::: MATERIAL PROVIDED
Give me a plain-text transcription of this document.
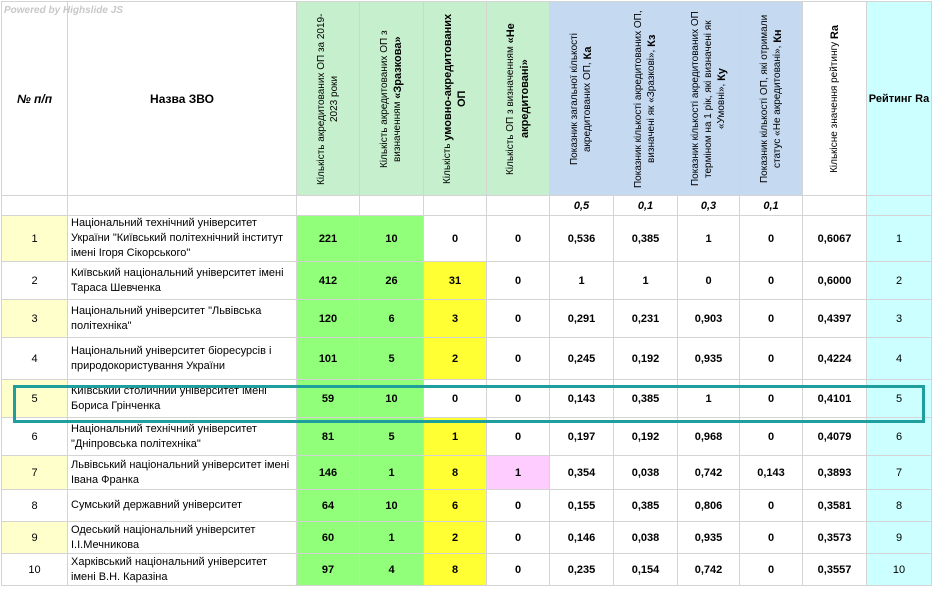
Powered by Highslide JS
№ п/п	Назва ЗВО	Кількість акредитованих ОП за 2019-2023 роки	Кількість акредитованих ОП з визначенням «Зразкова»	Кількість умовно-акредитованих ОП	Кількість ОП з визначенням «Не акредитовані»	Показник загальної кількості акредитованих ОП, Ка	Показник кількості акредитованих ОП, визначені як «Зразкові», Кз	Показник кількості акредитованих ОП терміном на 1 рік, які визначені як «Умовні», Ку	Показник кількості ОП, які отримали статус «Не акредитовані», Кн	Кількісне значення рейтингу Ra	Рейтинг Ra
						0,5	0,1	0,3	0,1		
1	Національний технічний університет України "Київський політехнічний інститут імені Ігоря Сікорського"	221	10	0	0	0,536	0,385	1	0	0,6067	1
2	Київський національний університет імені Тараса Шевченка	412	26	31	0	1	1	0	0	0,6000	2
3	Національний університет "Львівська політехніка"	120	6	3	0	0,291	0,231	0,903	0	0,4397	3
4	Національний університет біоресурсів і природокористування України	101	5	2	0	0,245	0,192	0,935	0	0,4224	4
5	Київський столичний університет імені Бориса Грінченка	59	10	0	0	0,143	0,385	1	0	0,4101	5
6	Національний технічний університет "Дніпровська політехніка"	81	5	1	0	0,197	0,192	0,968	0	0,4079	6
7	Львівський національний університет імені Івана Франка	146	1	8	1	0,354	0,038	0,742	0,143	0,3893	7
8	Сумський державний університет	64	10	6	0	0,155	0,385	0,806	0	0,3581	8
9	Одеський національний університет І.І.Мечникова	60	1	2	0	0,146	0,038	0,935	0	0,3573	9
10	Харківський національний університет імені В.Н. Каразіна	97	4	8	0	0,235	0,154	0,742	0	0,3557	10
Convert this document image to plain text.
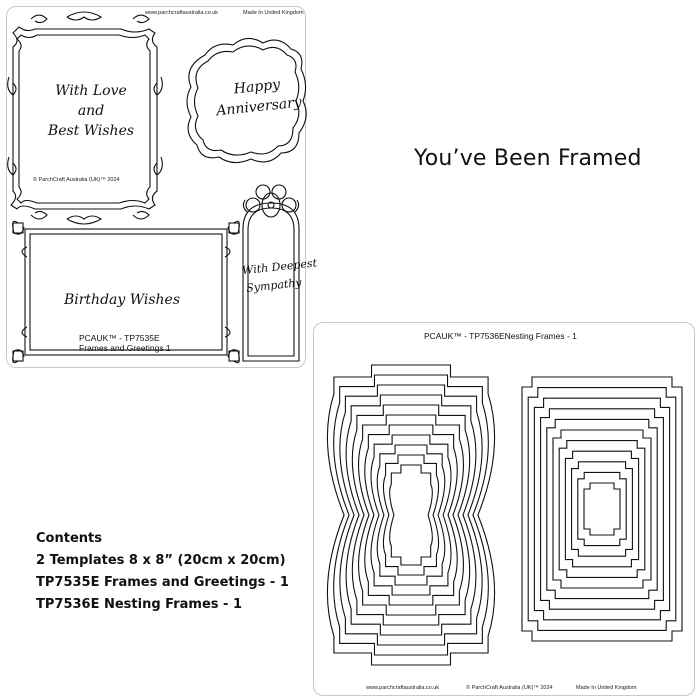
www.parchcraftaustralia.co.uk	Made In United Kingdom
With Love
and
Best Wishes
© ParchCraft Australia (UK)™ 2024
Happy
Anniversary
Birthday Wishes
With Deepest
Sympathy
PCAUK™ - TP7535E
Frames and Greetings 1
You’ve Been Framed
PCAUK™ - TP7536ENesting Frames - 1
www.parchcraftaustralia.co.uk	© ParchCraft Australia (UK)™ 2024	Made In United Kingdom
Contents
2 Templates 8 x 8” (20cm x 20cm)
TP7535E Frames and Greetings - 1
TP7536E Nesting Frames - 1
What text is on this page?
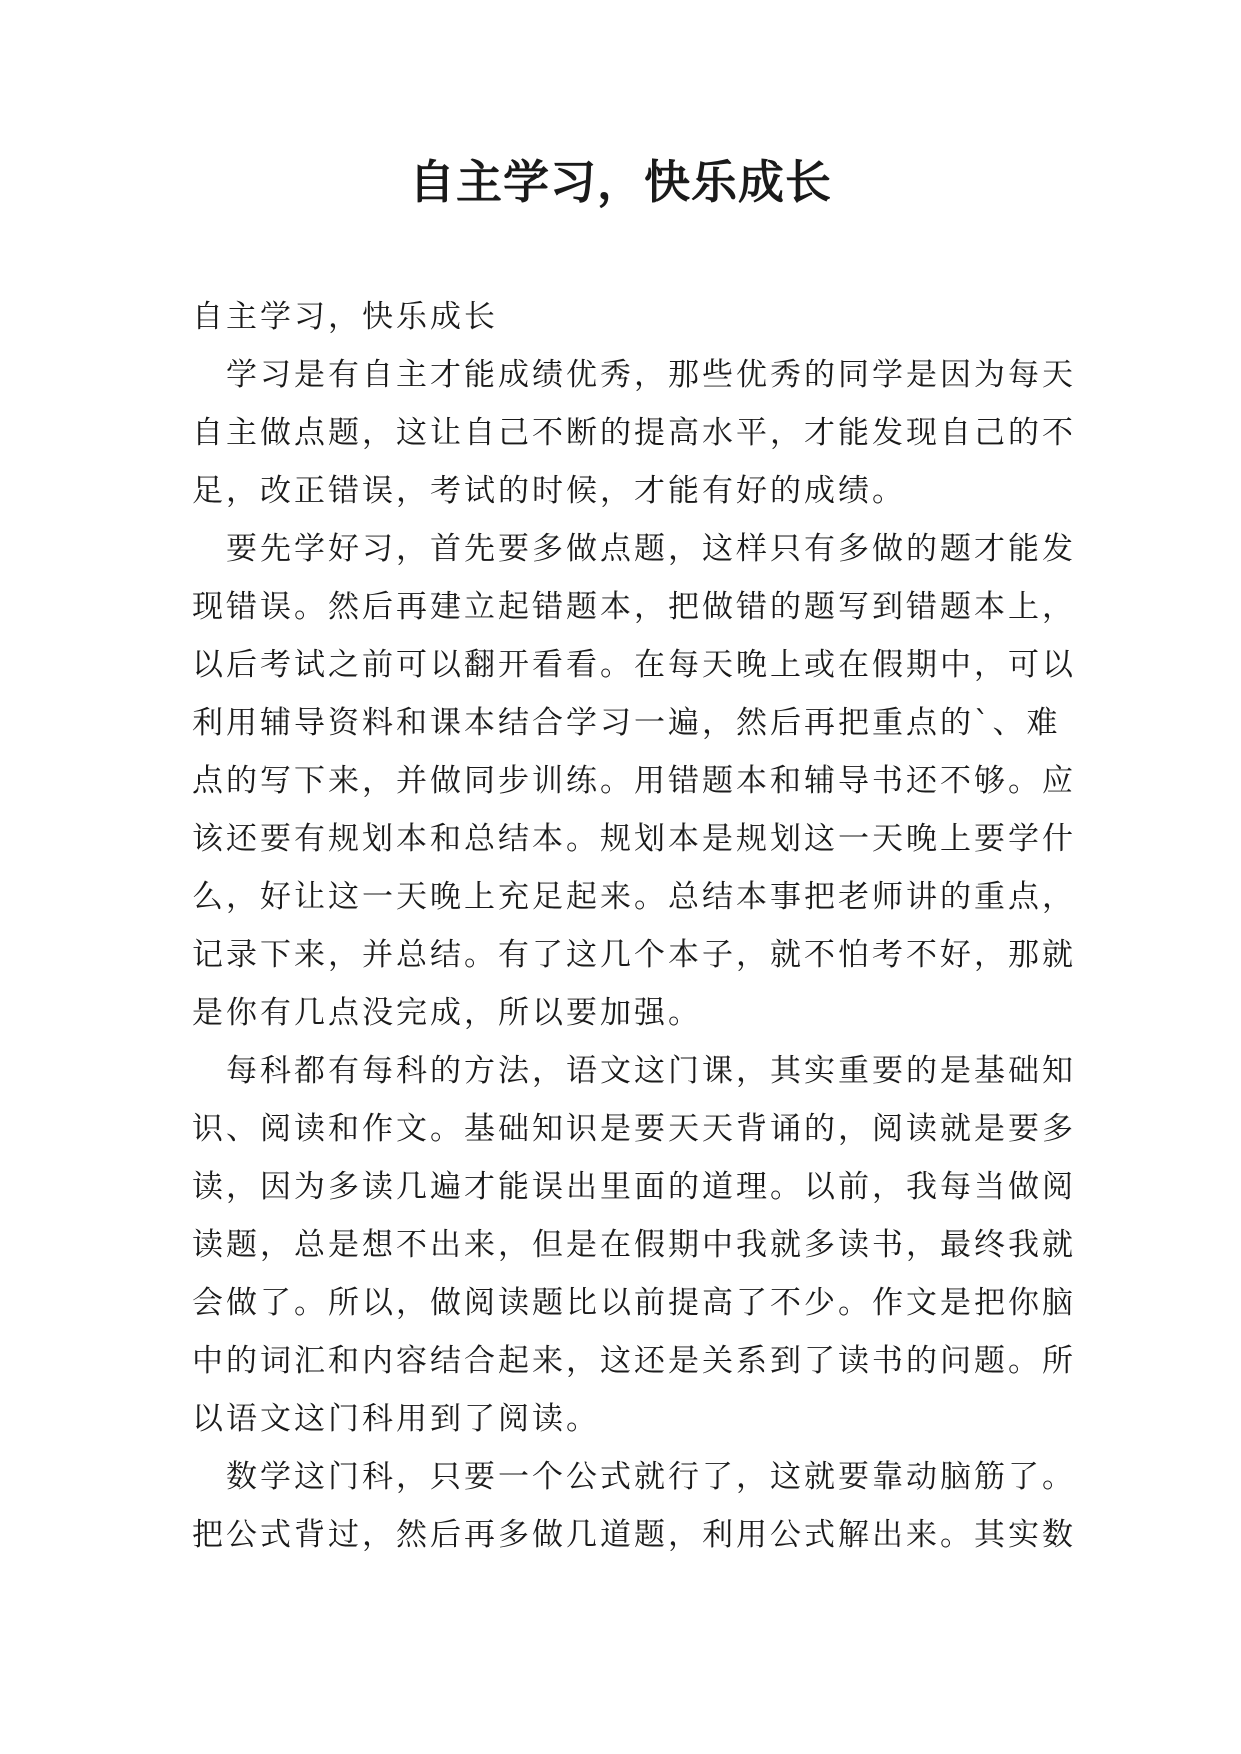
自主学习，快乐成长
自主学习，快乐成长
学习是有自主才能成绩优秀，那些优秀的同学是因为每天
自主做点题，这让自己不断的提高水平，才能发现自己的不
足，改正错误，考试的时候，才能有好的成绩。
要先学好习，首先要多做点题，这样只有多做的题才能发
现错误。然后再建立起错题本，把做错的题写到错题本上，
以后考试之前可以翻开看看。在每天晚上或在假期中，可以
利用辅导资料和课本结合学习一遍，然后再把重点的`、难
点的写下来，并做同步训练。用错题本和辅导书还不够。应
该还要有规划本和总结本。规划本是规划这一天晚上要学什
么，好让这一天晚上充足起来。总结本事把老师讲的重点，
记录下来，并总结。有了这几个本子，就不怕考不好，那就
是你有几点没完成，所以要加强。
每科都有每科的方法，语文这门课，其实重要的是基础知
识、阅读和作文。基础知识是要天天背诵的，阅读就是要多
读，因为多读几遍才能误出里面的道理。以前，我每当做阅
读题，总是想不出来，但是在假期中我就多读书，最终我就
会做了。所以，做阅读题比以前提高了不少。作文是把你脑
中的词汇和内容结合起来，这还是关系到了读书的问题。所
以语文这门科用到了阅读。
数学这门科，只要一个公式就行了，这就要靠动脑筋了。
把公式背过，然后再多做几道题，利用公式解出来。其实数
::::::
::: MATERIAL PROVIDED
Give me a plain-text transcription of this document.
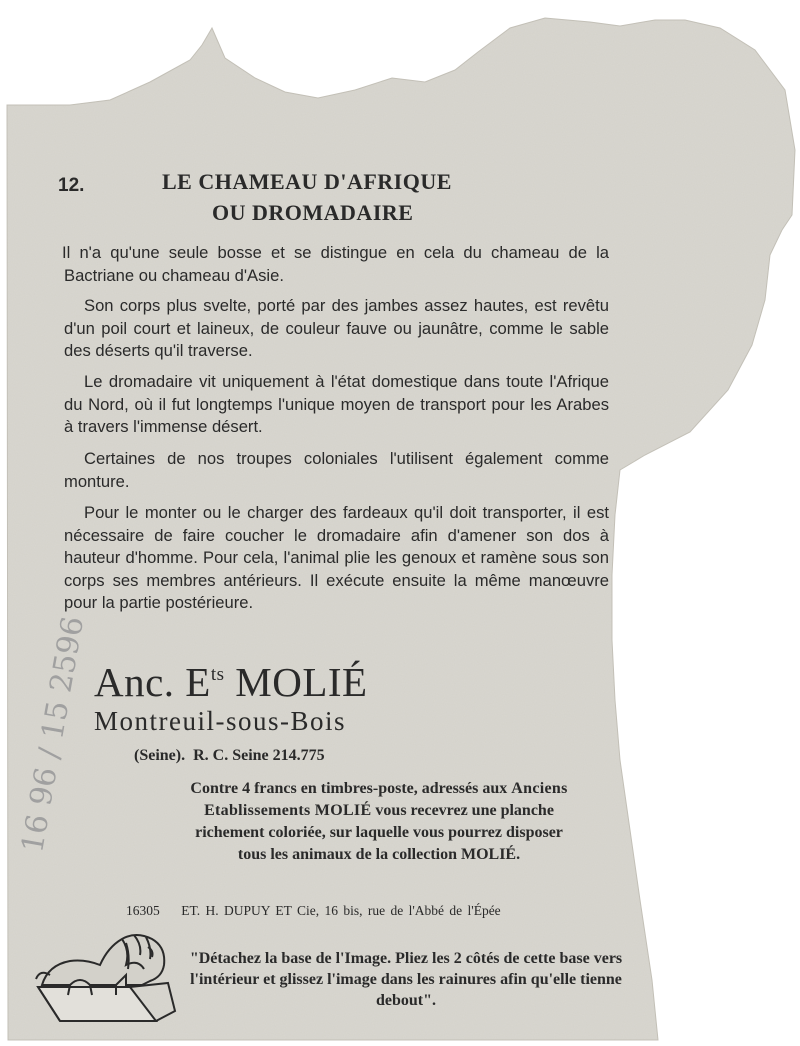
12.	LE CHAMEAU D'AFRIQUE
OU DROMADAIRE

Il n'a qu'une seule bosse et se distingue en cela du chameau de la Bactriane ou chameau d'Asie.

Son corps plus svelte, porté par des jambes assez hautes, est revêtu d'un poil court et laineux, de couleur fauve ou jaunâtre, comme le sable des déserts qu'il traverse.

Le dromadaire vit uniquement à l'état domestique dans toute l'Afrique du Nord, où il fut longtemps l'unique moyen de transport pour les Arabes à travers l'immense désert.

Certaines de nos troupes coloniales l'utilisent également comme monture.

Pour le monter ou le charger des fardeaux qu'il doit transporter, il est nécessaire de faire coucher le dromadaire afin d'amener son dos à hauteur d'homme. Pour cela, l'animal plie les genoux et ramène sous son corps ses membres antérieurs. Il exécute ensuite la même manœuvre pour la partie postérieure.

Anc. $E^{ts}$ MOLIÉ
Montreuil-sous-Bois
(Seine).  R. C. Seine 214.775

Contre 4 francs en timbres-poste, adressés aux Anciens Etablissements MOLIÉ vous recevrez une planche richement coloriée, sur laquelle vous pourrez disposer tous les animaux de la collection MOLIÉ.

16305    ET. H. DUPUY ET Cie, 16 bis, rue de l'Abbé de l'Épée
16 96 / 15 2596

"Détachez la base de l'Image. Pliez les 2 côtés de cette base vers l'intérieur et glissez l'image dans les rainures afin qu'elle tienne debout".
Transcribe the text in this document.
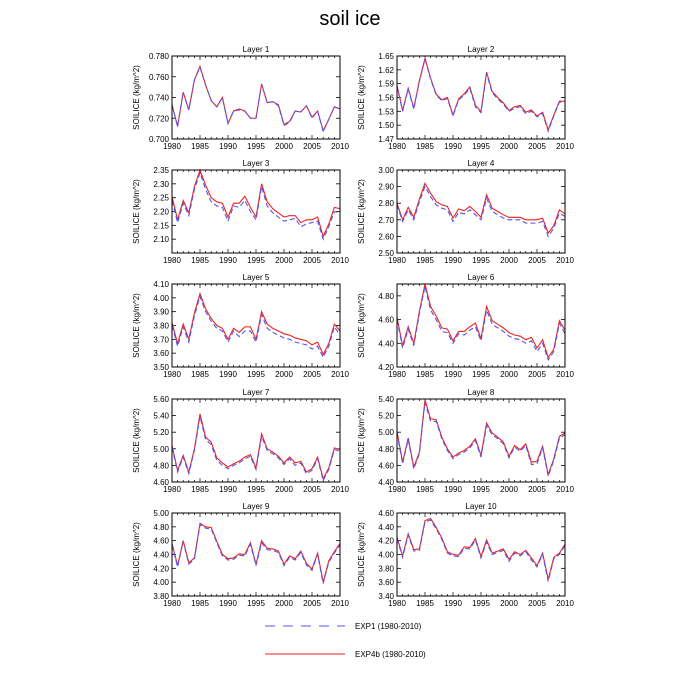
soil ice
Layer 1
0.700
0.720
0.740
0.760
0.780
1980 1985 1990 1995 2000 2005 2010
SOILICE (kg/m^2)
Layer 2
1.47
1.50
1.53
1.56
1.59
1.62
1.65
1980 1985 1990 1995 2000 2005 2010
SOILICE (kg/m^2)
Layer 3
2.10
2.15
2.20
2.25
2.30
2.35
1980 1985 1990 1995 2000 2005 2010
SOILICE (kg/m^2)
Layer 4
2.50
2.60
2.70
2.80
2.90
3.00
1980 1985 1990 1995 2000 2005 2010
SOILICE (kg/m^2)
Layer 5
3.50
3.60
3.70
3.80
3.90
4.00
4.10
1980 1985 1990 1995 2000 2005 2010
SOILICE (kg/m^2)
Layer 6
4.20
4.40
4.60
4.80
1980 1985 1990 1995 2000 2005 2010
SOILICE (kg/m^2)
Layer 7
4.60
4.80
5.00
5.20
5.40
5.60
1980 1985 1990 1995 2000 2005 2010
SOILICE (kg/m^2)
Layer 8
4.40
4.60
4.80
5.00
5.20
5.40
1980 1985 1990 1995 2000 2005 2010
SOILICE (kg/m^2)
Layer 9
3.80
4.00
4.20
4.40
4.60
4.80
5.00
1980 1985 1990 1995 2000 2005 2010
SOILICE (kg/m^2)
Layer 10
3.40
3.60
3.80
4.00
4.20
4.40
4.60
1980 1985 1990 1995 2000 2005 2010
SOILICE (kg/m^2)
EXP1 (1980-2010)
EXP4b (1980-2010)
::::::
::: MATERIAL PROVIDED
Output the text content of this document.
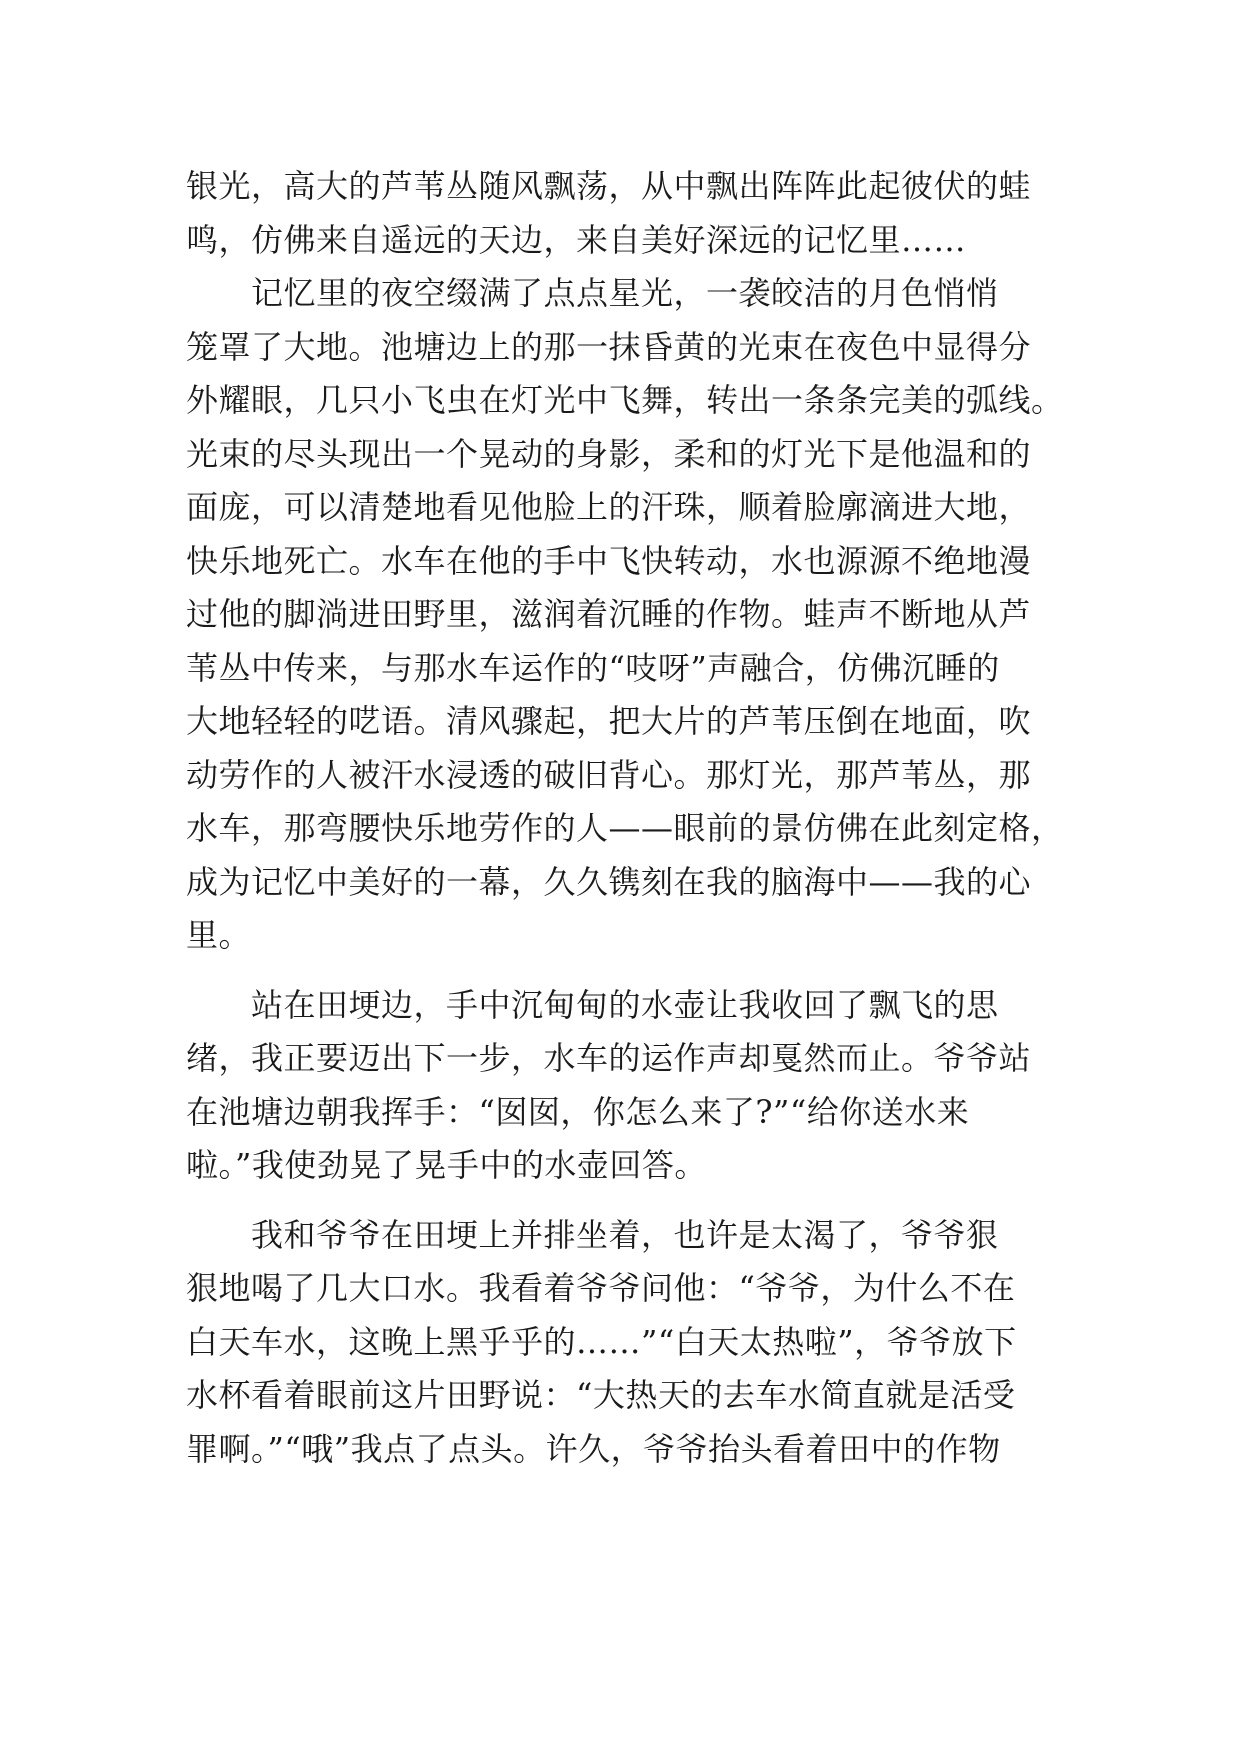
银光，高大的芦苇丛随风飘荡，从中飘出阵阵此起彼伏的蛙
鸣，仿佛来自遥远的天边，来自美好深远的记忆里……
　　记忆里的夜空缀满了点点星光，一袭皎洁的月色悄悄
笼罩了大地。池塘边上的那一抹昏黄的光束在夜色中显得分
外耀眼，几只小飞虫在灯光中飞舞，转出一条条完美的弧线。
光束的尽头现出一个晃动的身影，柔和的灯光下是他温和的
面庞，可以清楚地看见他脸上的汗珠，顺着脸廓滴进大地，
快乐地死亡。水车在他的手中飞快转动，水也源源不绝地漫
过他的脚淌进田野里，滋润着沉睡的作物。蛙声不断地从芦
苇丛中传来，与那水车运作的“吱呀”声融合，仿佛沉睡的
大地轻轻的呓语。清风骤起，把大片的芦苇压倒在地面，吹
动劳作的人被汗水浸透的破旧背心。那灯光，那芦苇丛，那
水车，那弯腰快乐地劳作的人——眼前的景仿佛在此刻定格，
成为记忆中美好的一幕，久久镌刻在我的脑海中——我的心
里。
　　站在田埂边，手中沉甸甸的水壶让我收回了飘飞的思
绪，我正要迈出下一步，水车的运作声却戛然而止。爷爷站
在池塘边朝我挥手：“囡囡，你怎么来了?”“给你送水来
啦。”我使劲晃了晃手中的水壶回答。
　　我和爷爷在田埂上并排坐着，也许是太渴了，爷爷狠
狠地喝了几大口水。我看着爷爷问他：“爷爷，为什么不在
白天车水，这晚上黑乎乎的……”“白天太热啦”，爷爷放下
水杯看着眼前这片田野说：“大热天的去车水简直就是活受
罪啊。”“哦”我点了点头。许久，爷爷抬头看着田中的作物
::::::
For each line of the listing that holds the word "Layer", show that line.

Layer 1
Layer 2
Layer 3
Layer 4
Layer 5
Layer 6
Layer 7
Layer 8
Layer 9
Layer 10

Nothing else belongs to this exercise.